Search the listing below for the string "октября" and copy every line where it occurs.

RECORDS PROVIDED:
· · · · ·

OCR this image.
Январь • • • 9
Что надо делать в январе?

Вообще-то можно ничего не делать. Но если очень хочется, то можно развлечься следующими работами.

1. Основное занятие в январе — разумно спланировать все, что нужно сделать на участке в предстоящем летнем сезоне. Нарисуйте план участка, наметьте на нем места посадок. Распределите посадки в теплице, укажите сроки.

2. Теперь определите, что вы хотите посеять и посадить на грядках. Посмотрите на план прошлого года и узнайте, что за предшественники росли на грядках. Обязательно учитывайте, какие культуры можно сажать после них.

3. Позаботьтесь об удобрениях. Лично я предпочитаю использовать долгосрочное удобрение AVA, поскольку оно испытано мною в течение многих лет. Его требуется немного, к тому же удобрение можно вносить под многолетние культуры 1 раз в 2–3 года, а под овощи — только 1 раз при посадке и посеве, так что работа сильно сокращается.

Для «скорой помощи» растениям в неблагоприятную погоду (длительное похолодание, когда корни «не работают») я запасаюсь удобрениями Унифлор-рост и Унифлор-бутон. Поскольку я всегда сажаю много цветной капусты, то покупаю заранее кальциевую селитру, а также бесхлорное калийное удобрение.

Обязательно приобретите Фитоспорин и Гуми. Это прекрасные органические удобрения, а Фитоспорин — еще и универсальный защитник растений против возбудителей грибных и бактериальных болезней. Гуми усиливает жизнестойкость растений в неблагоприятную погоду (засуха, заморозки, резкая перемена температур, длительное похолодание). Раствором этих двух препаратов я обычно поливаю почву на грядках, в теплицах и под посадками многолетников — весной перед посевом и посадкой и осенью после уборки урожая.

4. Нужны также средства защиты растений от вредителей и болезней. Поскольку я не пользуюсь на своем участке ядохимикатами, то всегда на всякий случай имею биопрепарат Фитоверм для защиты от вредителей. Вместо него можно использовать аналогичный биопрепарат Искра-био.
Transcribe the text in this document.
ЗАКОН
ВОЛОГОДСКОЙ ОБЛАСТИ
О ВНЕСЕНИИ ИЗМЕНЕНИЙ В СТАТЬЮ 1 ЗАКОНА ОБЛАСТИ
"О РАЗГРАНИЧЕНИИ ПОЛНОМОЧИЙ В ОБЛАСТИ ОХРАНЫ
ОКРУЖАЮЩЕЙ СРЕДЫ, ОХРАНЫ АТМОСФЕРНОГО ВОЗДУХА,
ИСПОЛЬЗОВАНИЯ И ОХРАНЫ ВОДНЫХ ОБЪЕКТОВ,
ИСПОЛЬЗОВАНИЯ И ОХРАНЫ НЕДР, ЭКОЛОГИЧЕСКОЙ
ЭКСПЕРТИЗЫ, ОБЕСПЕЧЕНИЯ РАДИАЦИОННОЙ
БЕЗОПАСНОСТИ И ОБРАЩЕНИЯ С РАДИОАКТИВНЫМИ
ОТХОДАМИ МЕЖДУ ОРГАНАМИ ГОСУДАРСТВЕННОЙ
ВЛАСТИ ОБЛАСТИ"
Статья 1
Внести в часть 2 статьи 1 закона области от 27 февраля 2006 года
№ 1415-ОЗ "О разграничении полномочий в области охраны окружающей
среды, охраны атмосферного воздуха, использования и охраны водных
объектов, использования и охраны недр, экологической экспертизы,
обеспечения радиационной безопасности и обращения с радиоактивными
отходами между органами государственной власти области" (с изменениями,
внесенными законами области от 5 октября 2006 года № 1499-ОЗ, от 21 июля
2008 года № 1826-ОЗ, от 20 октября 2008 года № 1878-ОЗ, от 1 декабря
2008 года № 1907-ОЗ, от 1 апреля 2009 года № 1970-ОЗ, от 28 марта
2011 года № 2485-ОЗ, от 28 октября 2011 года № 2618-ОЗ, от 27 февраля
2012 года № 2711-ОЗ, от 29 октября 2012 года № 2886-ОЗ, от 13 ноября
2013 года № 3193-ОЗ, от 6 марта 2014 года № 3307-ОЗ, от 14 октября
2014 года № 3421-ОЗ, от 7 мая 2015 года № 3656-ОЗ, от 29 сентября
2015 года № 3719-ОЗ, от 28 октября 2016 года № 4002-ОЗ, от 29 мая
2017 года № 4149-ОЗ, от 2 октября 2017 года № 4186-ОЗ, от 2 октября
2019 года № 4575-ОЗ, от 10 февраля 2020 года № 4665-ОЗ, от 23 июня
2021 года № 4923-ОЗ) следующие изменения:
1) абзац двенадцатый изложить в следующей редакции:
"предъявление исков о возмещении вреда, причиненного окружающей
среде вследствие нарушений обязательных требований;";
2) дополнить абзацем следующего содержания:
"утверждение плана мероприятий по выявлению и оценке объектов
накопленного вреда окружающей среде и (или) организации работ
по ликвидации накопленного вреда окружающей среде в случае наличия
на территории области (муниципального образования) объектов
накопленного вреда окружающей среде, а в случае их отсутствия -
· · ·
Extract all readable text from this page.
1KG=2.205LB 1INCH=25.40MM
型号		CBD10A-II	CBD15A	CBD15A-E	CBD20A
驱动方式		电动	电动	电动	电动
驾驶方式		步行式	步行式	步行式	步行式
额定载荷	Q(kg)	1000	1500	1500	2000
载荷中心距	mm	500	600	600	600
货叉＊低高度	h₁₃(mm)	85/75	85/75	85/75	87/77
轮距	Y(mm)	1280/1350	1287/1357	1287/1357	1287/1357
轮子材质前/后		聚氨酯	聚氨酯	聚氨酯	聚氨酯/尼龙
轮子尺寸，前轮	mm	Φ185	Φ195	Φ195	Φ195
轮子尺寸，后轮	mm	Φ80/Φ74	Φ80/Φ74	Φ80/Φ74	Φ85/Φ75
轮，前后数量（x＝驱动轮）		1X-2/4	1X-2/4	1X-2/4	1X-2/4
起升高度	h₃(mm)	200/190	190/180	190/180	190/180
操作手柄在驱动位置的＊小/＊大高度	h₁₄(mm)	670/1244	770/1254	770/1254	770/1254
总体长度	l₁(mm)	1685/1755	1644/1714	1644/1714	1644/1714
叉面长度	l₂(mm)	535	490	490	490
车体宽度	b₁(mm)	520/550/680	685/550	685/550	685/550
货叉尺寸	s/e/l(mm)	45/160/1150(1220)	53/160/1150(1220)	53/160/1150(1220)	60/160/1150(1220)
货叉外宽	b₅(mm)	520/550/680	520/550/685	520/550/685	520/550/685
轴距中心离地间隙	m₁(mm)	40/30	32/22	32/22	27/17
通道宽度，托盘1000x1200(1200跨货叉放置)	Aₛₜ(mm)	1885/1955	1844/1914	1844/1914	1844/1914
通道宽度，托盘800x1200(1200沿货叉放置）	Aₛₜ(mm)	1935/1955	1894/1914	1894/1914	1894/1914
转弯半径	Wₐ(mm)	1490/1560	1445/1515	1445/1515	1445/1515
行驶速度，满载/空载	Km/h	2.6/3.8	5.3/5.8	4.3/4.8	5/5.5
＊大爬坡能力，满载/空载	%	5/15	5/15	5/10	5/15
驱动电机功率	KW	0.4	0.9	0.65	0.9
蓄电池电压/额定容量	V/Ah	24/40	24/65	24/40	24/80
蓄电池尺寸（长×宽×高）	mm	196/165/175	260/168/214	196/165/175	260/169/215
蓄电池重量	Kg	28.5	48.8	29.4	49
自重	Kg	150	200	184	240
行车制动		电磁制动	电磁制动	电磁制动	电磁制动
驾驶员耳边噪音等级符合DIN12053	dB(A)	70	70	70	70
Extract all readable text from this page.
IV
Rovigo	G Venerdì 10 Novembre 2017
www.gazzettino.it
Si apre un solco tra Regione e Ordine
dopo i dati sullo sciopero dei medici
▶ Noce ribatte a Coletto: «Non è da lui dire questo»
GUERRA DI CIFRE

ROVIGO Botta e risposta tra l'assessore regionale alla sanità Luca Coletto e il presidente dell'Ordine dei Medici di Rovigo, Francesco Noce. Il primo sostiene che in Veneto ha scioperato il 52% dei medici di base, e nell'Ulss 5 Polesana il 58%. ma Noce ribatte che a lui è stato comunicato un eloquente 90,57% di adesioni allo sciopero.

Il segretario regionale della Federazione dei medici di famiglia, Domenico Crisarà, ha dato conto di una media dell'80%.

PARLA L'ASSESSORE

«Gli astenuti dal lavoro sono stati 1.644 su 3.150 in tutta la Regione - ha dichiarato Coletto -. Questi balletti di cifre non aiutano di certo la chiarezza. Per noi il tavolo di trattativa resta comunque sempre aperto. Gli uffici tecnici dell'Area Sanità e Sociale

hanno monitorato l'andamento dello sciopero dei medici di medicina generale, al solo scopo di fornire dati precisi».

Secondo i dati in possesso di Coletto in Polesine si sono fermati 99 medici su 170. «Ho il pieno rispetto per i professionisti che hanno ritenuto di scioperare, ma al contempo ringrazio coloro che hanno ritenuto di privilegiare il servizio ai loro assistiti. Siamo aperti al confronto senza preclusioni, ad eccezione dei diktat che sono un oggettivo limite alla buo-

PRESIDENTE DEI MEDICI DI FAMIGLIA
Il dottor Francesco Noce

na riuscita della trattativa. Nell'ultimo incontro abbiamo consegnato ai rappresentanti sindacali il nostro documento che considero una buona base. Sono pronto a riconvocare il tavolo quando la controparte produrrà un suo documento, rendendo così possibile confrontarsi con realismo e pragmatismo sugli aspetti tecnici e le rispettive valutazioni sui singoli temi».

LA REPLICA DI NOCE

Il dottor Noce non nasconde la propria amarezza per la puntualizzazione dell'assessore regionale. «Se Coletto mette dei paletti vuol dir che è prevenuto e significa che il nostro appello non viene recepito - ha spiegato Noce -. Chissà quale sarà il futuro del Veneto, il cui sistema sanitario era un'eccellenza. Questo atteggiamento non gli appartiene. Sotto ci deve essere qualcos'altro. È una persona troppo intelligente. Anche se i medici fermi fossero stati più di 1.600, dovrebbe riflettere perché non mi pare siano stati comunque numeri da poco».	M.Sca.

· · · · ·

ANSWER FOR THIS EXERCISE:
внесенными законами области от 5 октября 2006 года № 1499-ОЗ, от 21 июля
2008 года № 1826-ОЗ, от 20 октября 2008 года № 1878-ОЗ, от 1 декабря
2011 года № 2485-ОЗ, от 28 октября 2011 года № 2618-ОЗ, от 27 февраля
2012 года № 2711-ОЗ, от 29 октября 2012 года № 2886-ОЗ, от 13 ноября
2013 года № 3193-ОЗ, от 6 марта 2014 года № 3307-ОЗ, от 14 октября
2015 года № 3719-ОЗ, от 28 октября 2016 года № 4002-ОЗ, от 29 мая
2017 года № 4149-ОЗ, от 2 октября 2017 года № 4186-ОЗ, от 2 октября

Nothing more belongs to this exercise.